(MATERIAL FOR THIS EXERCISE):
┌────────
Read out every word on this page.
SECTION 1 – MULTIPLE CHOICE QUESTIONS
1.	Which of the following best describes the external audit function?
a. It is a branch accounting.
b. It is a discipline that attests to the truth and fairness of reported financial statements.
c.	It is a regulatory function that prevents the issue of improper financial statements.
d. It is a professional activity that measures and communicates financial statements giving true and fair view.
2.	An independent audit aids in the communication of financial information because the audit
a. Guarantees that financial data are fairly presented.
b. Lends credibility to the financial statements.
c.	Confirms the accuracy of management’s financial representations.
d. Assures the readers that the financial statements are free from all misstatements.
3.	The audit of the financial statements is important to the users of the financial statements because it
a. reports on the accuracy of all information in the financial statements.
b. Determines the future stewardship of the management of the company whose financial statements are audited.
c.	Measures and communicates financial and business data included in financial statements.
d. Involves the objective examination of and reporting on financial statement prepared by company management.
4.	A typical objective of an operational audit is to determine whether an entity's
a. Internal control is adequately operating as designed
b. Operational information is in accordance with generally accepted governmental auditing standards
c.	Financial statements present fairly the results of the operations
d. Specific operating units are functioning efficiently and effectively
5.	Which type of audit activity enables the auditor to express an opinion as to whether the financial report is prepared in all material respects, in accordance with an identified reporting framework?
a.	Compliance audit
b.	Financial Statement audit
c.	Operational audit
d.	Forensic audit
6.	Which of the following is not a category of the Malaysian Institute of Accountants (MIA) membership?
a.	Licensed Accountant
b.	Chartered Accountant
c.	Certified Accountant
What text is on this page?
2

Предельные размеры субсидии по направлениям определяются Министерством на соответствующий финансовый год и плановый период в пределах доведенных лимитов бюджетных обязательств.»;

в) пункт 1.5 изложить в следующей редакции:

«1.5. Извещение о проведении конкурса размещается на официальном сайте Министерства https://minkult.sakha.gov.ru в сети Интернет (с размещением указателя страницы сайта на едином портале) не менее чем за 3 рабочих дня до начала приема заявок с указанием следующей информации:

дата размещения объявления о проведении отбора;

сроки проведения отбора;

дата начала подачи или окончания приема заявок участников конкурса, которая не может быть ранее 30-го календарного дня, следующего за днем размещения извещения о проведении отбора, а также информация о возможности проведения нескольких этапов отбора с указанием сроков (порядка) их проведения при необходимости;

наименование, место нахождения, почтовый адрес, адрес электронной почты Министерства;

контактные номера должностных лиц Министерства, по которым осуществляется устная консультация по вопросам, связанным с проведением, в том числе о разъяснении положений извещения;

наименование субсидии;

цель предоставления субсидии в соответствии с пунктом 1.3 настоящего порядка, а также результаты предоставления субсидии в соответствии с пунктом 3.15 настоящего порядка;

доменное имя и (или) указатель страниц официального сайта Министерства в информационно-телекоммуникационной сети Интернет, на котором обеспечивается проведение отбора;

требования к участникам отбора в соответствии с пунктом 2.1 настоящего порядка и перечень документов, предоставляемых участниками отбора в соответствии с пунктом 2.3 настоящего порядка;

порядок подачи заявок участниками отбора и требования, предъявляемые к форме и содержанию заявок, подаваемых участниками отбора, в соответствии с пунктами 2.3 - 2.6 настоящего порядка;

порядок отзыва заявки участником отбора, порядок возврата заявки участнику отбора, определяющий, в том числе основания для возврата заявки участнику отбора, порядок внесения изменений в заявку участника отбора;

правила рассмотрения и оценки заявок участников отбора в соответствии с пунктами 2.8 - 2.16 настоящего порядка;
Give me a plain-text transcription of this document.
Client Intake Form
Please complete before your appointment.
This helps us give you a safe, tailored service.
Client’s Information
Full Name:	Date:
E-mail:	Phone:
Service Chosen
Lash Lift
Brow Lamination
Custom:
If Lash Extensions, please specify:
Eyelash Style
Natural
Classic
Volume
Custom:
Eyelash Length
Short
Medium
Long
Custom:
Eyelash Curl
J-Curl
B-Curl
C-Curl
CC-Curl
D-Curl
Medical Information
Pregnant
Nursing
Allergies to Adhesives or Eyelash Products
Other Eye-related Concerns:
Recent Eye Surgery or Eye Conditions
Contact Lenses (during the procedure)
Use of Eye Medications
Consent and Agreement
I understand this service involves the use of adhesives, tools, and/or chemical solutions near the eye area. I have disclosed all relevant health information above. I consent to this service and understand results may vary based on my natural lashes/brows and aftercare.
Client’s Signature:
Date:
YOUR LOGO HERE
└────────
(AIM OF THE TASK): Repeat precisely the lines of the data starting at the one containing "Give me a plain-text", last line included.

(RIGHT ANSWER):
Give me a plain-text transcription of this document.
Client Intake Form
Please complete before your appointment.
This helps us give you a safe, tailored service.
Client’s Information
Full Name:	Date:
E-mail:	Phone:
Service Chosen
Lash Lift
Brow Lamination
Custom:
If Lash Extensions, please specify:
Eyelash Style
Natural
Classic
Volume
Custom:
Eyelash Length
Short
Medium
Long
Custom:
Eyelash Curl
J-Curl
B-Curl
C-Curl
CC-Curl
D-Curl
Medical Information
Pregnant
Nursing
Allergies to Adhesives or Eyelash Products
Other Eye-related Concerns:
Recent Eye Surgery or Eye Conditions
Contact Lenses (during the procedure)
Use of Eye Medications
Consent and Agreement
I understand this service involves the use of adhesives, tools, and/or chemical solutions near the eye area. I have disclosed all relevant health information above. I consent to this service and understand results may vary based on my natural lashes/brows and aftercare.
Client’s Signature:
Date:
YOUR LOGO HERE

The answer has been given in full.